[Instructions for the task]
Each line of the material below should be reproduced exactly.

[Available records]

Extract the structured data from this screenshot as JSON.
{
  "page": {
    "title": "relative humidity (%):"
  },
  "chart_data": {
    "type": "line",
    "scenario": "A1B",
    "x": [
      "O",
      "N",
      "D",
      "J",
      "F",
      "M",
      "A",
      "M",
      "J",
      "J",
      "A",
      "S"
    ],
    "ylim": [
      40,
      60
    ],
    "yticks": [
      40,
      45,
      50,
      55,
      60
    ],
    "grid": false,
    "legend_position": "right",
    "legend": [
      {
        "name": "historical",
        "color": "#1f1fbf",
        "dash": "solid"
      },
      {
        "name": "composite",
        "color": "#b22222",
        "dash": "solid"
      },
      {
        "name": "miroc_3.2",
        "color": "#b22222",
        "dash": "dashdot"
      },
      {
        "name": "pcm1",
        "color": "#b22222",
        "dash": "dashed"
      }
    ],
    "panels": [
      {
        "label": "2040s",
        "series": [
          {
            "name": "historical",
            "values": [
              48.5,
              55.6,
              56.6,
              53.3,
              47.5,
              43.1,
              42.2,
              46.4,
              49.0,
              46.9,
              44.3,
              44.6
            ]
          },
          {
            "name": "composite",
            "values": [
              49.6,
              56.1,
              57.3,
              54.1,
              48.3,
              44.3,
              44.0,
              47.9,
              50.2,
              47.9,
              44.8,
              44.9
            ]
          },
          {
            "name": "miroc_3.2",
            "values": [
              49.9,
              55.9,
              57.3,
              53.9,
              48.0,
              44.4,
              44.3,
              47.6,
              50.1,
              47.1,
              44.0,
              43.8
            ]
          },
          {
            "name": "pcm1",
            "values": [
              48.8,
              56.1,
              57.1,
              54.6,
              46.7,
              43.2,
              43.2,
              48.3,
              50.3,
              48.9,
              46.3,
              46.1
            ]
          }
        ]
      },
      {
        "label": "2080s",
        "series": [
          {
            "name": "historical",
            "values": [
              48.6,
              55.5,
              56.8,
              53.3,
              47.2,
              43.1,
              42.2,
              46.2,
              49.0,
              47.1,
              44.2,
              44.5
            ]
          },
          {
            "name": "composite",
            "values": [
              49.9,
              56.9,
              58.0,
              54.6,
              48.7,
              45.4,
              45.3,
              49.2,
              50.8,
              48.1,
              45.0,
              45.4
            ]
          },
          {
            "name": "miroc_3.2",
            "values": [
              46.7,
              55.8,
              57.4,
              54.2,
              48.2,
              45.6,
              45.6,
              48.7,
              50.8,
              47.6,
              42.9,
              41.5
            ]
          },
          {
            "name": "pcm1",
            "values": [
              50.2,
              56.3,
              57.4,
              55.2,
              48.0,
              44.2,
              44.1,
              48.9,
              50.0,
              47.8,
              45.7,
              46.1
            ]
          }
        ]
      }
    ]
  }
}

[Response]
Extract the structured data from this screenshot as JSON.
{
  "page": {
    "title": "relative humidity (%):"
  },
  "chart_data": {
    "type": "line",
    "scenario": "A1B",
    "x": [
      "O",
      "N",
      "D",
      "J",
      "F",
      "M",
      "A",
      "M",
      "J",
      "J",
      "A",
      "S"
    ],
    "ylim": [
      40,
      60
    ],
    "yticks": [
      40,
      45,
      50,
      55,
      60
    ],
    "grid": false,
    "legend_position": "right",
    "legend": [
      {
        "name": "historical",
        "color": "#1f1fbf",
        "dash": "solid"
      },
      {
        "name": "composite",
        "color": "#b22222",
        "dash": "solid"
      },
      {
        "name": "miroc_3.2",
        "color": "#b22222",
        "dash": "dashdot"
      },
      {
        "name": "pcm1",
        "color": "#b22222",
        "dash": "dashed"
      }
    ],
    "panels": [
      {
        "label": "2040s",
        "series": [
          {
            "name": "historical",
            "values": [
              48.5,
              55.6,
              56.6,
              53.3,
              47.5,
              43.1,
              42.2,
              46.4,
              49.0,
              46.9,
              44.3,
              44.6
            ]
          },
          {
            "name": "composite",
            "values": [
              49.6,
              56.1,
              57.3,
              54.1,
              48.3,
              44.3,
              44.0,
              47.9,
              50.2,
              47.9,
              44.8,
              44.9
            ]
          },
          {
            "name": "miroc_3.2",
            "values": [
              49.9,
              55.9,
              57.3,
              53.9,
              48.0,
              44.4,
              44.3,
              47.6,
              50.1,
              47.1,
              44.0,
              43.8
            ]
          },
          {
            "name": "pcm1",
            "values": [
              48.8,
              56.1,
              57.1,
              54.6,
              46.7,
              43.2,
              43.2,
              48.3,
              50.3,
              48.9,
              46.3,
              46.1
            ]
          }
        ]
      },
      {
        "label": "2080s",
        "series": [
          {
            "name": "historical",
            "values": [
              48.6,
              55.5,
              56.8,
              53.3,
              47.2,
              43.1,
              42.2,
              46.2,
              49.0,
              47.1,
              44.2,
              44.5
            ]
          },
          {
            "name": "composite",
            "values": [
              49.9,
              56.9,
              58.0,
              54.6,
              48.7,
              45.4,
              45.3,
              49.2,
              50.8,
              48.1,
              45.0,
              45.4
            ]
          },
          {
            "name": "miroc_3.2",
            "values": [
              46.7,
              55.8,
              57.4,
              54.2,
              48.2,
              45.6,
              45.6,
              48.7,
              50.8,
              47.6,
              42.9,
              41.5
            ]
          },
          {
            "name": "pcm1",
            "values": [
              50.2,
              56.3,
              57.4,
              55.2,
              48.0,
              44.2,
              44.1,
              48.9,
              50.0,
              47.8,
              45.7,
              46.1
            ]
          }
        ]
      }
    ]
  }
}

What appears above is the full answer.